╭─ Supplied data
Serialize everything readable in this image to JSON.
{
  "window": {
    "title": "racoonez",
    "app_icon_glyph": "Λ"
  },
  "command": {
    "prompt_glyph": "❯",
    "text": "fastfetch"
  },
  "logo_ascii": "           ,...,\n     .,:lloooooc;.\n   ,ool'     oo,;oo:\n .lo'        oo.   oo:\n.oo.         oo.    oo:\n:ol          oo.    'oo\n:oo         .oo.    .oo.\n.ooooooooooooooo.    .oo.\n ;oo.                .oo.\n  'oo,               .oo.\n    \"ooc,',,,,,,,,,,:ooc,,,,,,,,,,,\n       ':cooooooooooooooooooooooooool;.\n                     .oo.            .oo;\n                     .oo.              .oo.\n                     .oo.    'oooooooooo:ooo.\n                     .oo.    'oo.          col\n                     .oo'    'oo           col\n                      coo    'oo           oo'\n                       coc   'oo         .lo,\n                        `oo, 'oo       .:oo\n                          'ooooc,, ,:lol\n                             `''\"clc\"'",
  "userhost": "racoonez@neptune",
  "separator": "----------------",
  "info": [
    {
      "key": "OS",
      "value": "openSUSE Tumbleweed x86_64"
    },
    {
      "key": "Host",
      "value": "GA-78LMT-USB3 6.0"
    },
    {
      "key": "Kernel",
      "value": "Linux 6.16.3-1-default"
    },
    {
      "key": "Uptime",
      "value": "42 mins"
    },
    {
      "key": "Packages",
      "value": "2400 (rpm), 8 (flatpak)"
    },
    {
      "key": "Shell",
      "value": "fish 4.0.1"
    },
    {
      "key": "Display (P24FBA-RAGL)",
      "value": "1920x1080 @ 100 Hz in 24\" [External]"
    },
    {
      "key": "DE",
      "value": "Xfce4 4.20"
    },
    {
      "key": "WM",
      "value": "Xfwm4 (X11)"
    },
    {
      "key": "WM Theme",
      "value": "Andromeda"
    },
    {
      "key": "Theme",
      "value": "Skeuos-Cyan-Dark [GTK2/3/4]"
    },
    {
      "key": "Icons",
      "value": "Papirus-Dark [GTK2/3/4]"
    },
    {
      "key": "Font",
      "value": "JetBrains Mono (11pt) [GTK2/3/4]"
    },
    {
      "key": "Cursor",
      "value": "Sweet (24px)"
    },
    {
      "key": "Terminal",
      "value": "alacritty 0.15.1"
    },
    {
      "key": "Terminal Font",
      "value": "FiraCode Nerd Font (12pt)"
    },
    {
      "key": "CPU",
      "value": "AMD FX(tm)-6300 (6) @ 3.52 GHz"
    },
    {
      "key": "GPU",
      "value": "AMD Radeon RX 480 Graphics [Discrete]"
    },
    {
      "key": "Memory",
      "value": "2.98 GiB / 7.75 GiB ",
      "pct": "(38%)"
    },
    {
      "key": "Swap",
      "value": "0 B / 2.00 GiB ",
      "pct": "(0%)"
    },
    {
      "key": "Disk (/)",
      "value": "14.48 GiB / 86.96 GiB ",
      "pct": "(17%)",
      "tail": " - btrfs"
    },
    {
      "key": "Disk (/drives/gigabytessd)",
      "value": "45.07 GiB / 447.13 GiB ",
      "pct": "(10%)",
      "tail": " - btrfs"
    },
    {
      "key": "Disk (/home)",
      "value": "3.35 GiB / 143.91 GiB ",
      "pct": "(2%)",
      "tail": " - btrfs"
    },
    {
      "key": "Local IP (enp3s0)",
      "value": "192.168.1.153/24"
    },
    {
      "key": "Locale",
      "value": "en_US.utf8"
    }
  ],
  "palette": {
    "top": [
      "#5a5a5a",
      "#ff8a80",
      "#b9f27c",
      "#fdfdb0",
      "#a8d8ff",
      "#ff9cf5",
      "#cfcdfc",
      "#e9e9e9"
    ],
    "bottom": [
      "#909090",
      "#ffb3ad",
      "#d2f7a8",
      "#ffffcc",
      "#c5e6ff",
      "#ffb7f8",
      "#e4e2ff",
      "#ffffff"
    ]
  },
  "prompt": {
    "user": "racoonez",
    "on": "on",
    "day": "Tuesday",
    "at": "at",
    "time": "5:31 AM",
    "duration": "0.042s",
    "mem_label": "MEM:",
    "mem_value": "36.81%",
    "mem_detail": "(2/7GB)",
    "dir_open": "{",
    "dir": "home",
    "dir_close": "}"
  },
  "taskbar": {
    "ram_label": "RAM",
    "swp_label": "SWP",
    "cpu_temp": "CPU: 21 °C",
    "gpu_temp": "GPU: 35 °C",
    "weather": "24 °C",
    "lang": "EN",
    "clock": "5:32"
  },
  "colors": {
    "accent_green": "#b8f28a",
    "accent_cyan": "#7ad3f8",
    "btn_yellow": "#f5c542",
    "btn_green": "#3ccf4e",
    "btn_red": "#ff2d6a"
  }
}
╰─
## Exercise goal
From the material, report only how many lines include the word "Disk".

## Exercise response
3